Exactly reproduce each record listed below.

_Provided records_.
▼▼▼

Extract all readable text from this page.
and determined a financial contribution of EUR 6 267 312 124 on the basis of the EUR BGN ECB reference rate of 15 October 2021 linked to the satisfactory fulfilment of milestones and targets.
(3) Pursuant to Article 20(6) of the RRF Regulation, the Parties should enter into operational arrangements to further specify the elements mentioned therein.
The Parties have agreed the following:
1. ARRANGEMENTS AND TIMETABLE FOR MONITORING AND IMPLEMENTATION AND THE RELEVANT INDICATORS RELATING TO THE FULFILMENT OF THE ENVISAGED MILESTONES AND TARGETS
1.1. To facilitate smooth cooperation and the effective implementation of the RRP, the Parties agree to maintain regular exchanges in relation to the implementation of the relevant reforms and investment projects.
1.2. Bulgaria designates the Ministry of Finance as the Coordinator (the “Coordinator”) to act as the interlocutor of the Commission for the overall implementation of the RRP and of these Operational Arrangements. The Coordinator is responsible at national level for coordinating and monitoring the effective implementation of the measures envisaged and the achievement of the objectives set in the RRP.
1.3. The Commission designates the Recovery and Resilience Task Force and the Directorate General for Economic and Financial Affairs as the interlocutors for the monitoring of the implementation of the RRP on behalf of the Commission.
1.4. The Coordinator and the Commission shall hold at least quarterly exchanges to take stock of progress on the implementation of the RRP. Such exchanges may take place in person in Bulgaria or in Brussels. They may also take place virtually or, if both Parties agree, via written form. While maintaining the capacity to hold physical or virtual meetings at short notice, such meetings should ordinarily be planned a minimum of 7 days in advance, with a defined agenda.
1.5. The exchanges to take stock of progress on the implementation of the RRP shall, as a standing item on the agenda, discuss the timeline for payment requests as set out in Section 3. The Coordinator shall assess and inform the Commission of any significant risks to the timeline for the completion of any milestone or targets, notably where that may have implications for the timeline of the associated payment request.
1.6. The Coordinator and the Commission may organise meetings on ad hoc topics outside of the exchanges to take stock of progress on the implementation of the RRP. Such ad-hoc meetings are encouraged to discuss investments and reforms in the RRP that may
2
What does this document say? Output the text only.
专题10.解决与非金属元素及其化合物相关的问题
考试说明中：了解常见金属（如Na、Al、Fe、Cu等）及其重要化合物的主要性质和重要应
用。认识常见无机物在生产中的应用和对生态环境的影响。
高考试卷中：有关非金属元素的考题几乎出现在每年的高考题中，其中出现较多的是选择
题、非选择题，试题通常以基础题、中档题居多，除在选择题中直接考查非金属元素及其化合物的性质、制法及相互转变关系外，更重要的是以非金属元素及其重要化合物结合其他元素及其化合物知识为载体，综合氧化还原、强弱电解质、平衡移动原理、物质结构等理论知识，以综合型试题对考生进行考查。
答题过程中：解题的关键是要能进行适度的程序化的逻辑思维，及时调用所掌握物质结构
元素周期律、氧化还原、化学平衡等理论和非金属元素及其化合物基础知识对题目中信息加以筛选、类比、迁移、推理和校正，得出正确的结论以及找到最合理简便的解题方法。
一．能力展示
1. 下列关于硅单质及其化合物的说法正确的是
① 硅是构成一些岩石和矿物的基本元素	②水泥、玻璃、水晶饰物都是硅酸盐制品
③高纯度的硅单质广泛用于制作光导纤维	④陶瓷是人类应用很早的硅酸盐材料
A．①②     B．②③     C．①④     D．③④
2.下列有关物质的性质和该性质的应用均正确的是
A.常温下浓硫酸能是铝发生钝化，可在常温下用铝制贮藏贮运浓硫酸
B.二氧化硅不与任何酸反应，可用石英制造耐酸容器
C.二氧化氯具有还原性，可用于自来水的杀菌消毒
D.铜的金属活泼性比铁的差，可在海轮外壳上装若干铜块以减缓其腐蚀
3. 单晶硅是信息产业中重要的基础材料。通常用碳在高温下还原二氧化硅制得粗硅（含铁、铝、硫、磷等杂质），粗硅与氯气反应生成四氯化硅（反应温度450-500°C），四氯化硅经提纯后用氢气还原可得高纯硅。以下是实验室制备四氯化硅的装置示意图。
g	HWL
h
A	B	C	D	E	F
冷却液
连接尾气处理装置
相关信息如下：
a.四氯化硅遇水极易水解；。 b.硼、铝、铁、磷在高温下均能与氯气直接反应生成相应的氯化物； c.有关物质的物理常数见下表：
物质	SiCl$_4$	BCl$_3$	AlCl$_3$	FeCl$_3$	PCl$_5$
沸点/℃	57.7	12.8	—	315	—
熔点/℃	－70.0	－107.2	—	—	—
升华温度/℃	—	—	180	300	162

▲▲▲

_Written response_.
Extract all readable text from this page.
and determined a financial contribution of EUR 6 267 312 124 on the basis of the EUR BGN ECB reference rate of 15 October 2021 linked to the satisfactory fulfilment of milestones and targets.
(3) Pursuant to Article 20(6) of the RRF Regulation, the Parties should enter into operational arrangements to further specify the elements mentioned therein.
The Parties have agreed the following:
1. ARRANGEMENTS AND TIMETABLE FOR MONITORING AND IMPLEMENTATION AND THE RELEVANT INDICATORS RELATING TO THE FULFILMENT OF THE ENVISAGED MILESTONES AND TARGETS
1.1. To facilitate smooth cooperation and the effective implementation of the RRP, the Parties agree to maintain regular exchanges in relation to the implementation of the relevant reforms and investment projects.
1.2. Bulgaria designates the Ministry of Finance as the Coordinator (the “Coordinator”) to act as the interlocutor of the Commission for the overall implementation of the RRP and of these Operational Arrangements. The Coordinator is responsible at national level for coordinating and monitoring the effective implementation of the measures envisaged and the achievement of the objectives set in the RRP.
1.3. The Commission designates the Recovery and Resilience Task Force and the Directorate General for Economic and Financial Affairs as the interlocutors for the monitoring of the implementation of the RRP on behalf of the Commission.
1.4. The Coordinator and the Commission shall hold at least quarterly exchanges to take stock of progress on the implementation of the RRP. Such exchanges may take place in person in Bulgaria or in Brussels. They may also take place virtually or, if both Parties agree, via written form. While maintaining the capacity to hold physical or virtual meetings at short notice, such meetings should ordinarily be planned a minimum of 7 days in advance, with a defined agenda.
1.5. The exchanges to take stock of progress on the implementation of the RRP shall, as a standing item on the agenda, discuss the timeline for payment requests as set out in Section 3. The Coordinator shall assess and inform the Commission of any significant risks to the timeline for the completion of any milestone or targets, notably where that may have implications for the timeline of the associated payment request.
1.6. The Coordinator and the Commission may organise meetings on ad hoc topics outside of the exchanges to take stock of progress on the implementation of the RRP. Such ad-hoc meetings are encouraged to discuss investments and reforms in the RRP that may
2
What does this document say? Output the text only.
专题10.解决与非金属元素及其化合物相关的问题
考试说明中：了解常见金属（如Na、Al、Fe、Cu等）及其重要化合物的主要性质和重要应
用。认识常见无机物在生产中的应用和对生态环境的影响。
高考试卷中：有关非金属元素的考题几乎出现在每年的高考题中，其中出现较多的是选择
题、非选择题，试题通常以基础题、中档题居多，除在选择题中直接考查非金属元素及其化合物的性质、制法及相互转变关系外，更重要的是以非金属元素及其重要化合物结合其他元素及其化合物知识为载体，综合氧化还原、强弱电解质、平衡移动原理、物质结构等理论知识，以综合型试题对考生进行考查。
答题过程中：解题的关键是要能进行适度的程序化的逻辑思维，及时调用所掌握物质结构
元素周期律、氧化还原、化学平衡等理论和非金属元素及其化合物基础知识对题目中信息加以筛选、类比、迁移、推理和校正，得出正确的结论以及找到最合理简便的解题方法。
一．能力展示
1. 下列关于硅单质及其化合物的说法正确的是
① 硅是构成一些岩石和矿物的基本元素	②水泥、玻璃、水晶饰物都是硅酸盐制品
③高纯度的硅单质广泛用于制作光导纤维	④陶瓷是人类应用很早的硅酸盐材料
A．①②     B．②③     C．①④     D．③④
2.下列有关物质的性质和该性质的应用均正确的是
A.常温下浓硫酸能是铝发生钝化，可在常温下用铝制贮藏贮运浓硫酸
B.二氧化硅不与任何酸反应，可用石英制造耐酸容器
C.二氧化氯具有还原性，可用于自来水的杀菌消毒
D.铜的金属活泼性比铁的差，可在海轮外壳上装若干铜块以减缓其腐蚀
3. 单晶硅是信息产业中重要的基础材料。通常用碳在高温下还原二氧化硅制得粗硅（含铁、铝、硫、磷等杂质），粗硅与氯气反应生成四氯化硅（反应温度450-500°C），四氯化硅经提纯后用氢气还原可得高纯硅。以下是实验室制备四氯化硅的装置示意图。
g	HWL
h
A	B	C	D	E	F
冷却液
连接尾气处理装置
相关信息如下：
a.四氯化硅遇水极易水解；。 b.硼、铝、铁、磷在高温下均能与氯气直接反应生成相应的氯化物； c.有关物质的物理常数见下表：
物质	SiCl$_4$	BCl$_3$	AlCl$_3$	FeCl$_3$	PCl$_5$
沸点/℃	57.7	12.8	—	315	—
熔点/℃	－70.0	－107.2	—	—	—
升华温度/℃	—	—	180	300	162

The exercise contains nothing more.